◆ Exercise materials:
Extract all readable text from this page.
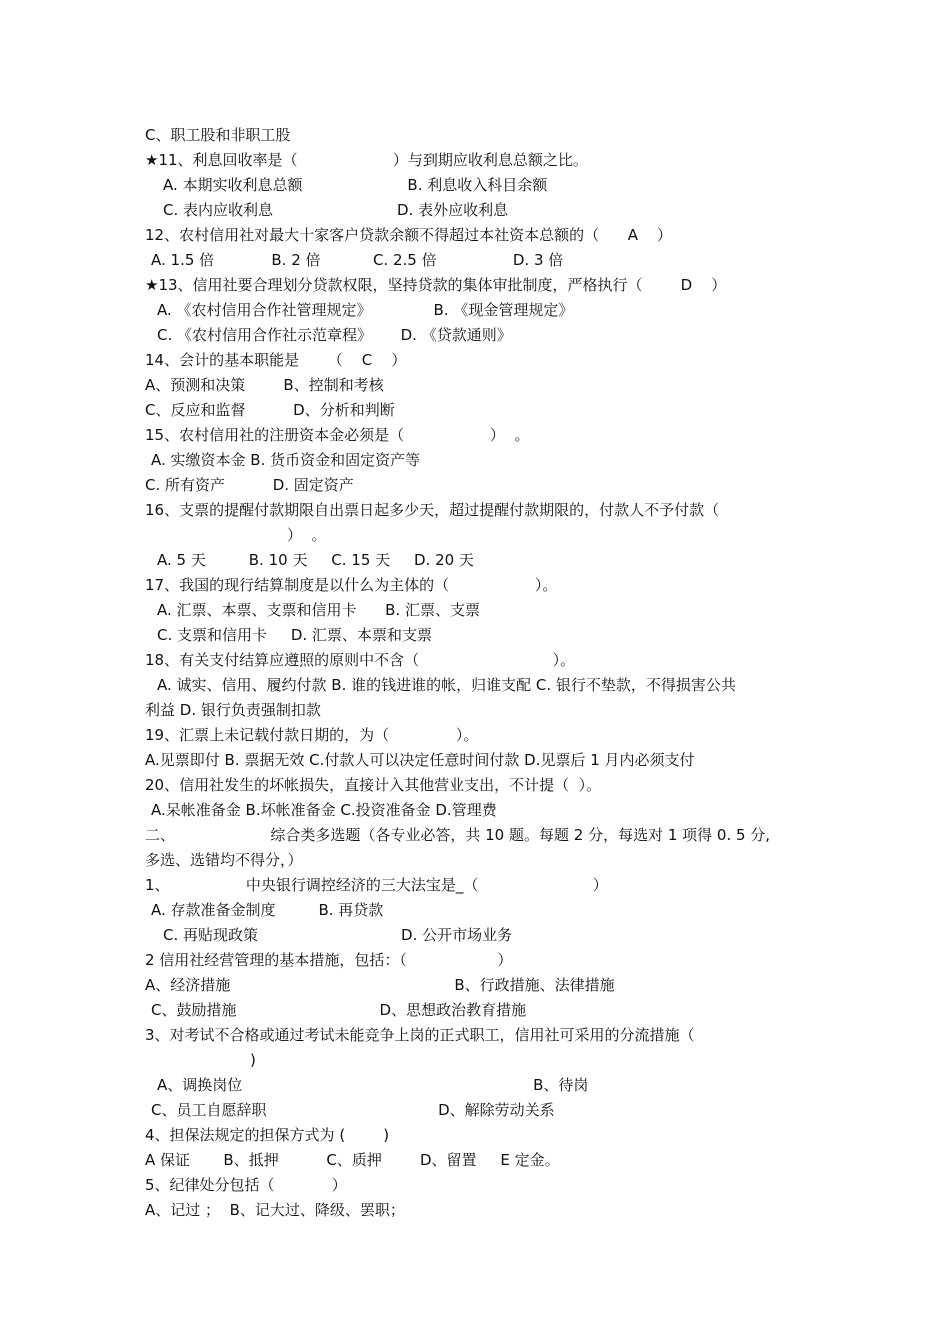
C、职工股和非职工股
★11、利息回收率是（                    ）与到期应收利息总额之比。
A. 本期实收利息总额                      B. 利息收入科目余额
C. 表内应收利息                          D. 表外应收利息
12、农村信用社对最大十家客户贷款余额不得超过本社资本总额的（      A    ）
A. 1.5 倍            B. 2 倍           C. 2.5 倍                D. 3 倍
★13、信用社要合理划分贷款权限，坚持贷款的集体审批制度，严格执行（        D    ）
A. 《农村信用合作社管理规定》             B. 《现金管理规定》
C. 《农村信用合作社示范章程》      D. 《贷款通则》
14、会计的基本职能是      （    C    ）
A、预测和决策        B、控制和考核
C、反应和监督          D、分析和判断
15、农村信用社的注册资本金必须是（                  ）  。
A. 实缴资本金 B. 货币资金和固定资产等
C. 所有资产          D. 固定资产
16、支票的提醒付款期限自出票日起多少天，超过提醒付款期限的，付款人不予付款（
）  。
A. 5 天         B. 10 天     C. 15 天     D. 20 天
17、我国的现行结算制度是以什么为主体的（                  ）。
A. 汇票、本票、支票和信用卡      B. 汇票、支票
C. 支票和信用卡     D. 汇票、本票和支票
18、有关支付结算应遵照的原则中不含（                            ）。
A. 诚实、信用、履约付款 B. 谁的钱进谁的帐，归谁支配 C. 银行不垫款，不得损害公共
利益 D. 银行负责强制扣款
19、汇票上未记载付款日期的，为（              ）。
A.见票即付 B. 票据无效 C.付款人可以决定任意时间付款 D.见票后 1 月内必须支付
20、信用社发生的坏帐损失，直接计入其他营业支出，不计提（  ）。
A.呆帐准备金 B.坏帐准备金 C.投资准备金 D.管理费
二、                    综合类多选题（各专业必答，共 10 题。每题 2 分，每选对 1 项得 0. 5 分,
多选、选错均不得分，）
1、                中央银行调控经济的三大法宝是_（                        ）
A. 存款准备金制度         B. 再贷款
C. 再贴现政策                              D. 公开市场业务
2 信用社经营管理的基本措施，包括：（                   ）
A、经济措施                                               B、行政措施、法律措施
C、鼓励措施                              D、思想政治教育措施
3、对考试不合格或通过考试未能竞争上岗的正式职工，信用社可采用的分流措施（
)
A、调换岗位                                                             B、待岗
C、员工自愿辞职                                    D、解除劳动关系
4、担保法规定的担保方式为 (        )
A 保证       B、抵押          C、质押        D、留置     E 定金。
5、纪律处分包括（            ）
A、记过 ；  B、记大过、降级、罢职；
* * *
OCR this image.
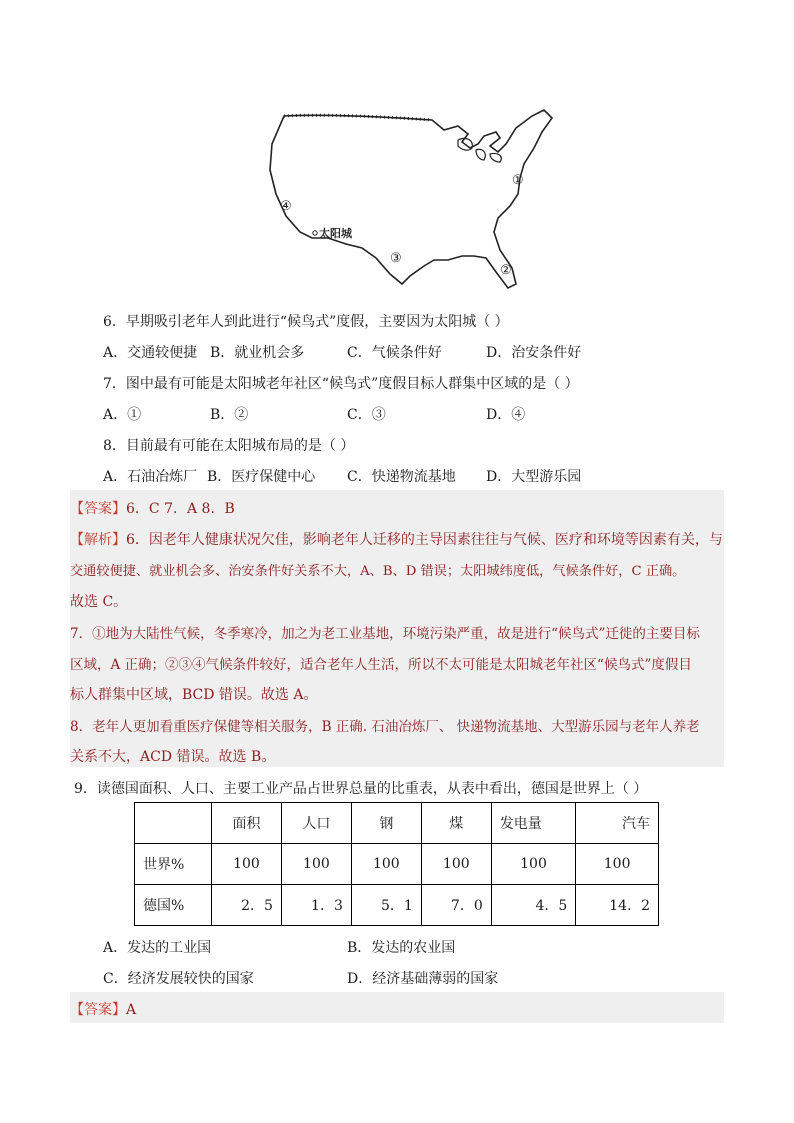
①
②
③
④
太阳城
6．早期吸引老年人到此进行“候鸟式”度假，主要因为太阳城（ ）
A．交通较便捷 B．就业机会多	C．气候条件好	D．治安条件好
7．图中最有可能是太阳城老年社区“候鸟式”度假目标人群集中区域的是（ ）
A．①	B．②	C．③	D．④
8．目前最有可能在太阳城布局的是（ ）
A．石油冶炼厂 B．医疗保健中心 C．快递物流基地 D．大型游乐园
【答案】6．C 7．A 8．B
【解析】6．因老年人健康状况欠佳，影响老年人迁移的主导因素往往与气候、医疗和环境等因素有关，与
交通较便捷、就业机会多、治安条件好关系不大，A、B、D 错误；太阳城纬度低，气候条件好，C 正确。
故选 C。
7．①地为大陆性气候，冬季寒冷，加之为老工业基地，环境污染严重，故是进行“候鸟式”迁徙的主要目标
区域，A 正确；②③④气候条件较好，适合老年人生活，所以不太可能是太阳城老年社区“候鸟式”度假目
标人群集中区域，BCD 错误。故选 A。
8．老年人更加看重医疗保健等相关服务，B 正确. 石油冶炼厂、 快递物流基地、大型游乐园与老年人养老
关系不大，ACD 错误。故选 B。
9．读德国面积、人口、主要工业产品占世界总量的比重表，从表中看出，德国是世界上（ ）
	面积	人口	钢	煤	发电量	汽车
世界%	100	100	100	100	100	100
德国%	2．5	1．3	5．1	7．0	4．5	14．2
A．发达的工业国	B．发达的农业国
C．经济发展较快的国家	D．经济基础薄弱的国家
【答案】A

◆ Challenge:
In the material above, find the lines that contain "this" and show them.

◆ Response:
Extract all readable text from this page.
OCR this image.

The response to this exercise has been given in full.